** START OF Source passage **
BUT hey, you can’t exactly visit a Christmas market without at least ogling some beautiful ornaments for your own tree. The selection of ornaments at Ludwigsburg Christmas Market is vast – they had some stalls selling bulk packages of baubles (like the ones below), they had some stalls selling hand painted and carved ornaments, and many others with unique offerings of their own.
Cute Garden Decor
A very unique stall that I spotted at the Ludwigsburg Christmas Market was this cute chalet selling garden decorations, including adorable scarf-wearing animals that made me wish so badly that I had a garden to house them in! This might not be the most practical gift if you’re travelling long-distance with minimal suitcase space, but tell me this set-up doesn’t just melt your heart?
** END OF Source passage **
** START OF Supplied material **
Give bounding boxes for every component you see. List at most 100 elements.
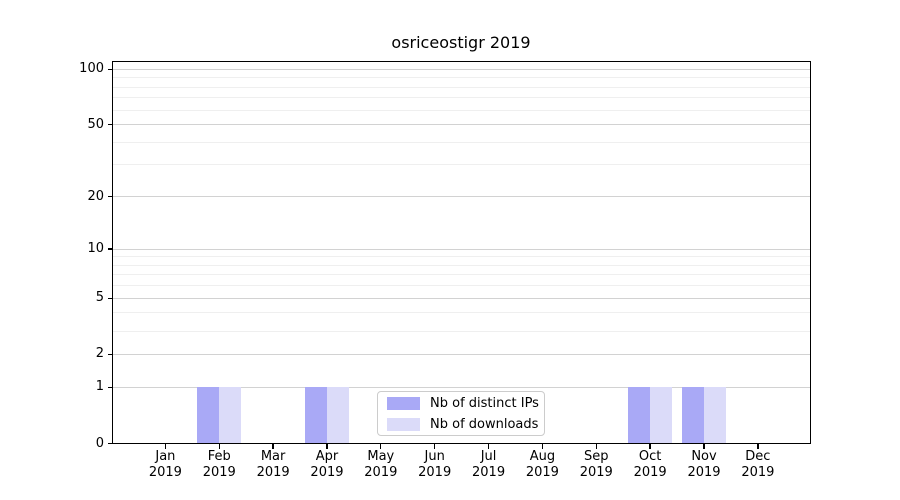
** END OF Supplied material **
▶ _List of tasks_
a) Answer these questions from the Christmas market passage, one answer per line:
(i) Besides bulk packages of baubles, what kind of ornaments did some stalls sell?
(ii) What was the chalet selling?
(iii) What were the animals at that chalet wearing?
b) Recast the paragraph of the Christmas market passage that opens "A very unique stall" as a short bulleted list of its main points.
c) Resume the Christmas market passage after its final sentence, keeping the same voice.
The listing has no role in any of this work.

▶ _Results_
a)
(i) Hand painted and carved ornaments
(ii) Garden decorations
(iii) Scarves

b)
- A distinctive stall at the Ludwigsburg Christmas Market was a chalet selling garden decorations.
- Its goods included adorable animals wearing scarves, which made the writer wish for a garden to keep them in.
- These items may not be a practical gift for anyone traveling long-distance with little suitcase space.
- The writer still finds the display heart-melting.

c)
Local Food Products
Lastly, one of my personal favourite things to buy at any market is local products – think jams, liqueurs, wines, etc. and Ludwigsburg had no shortage of these kinds of vendors. Definitely the most delicious souvenir you could get for yourself, and one that’s guaranteed to be unique and local.
Any more questions about the Ludwigsburg Christmas Market?
I hope you enjoyed this detailed guide to the Ludwigsburg Baroque Christmas Market! I hope you take my word for it and make a stop in this little town when you are visiting the nearby markets in Stuttgart. Regardless, I hope you have a magical trip, and enjoy a few glühweins for me ; )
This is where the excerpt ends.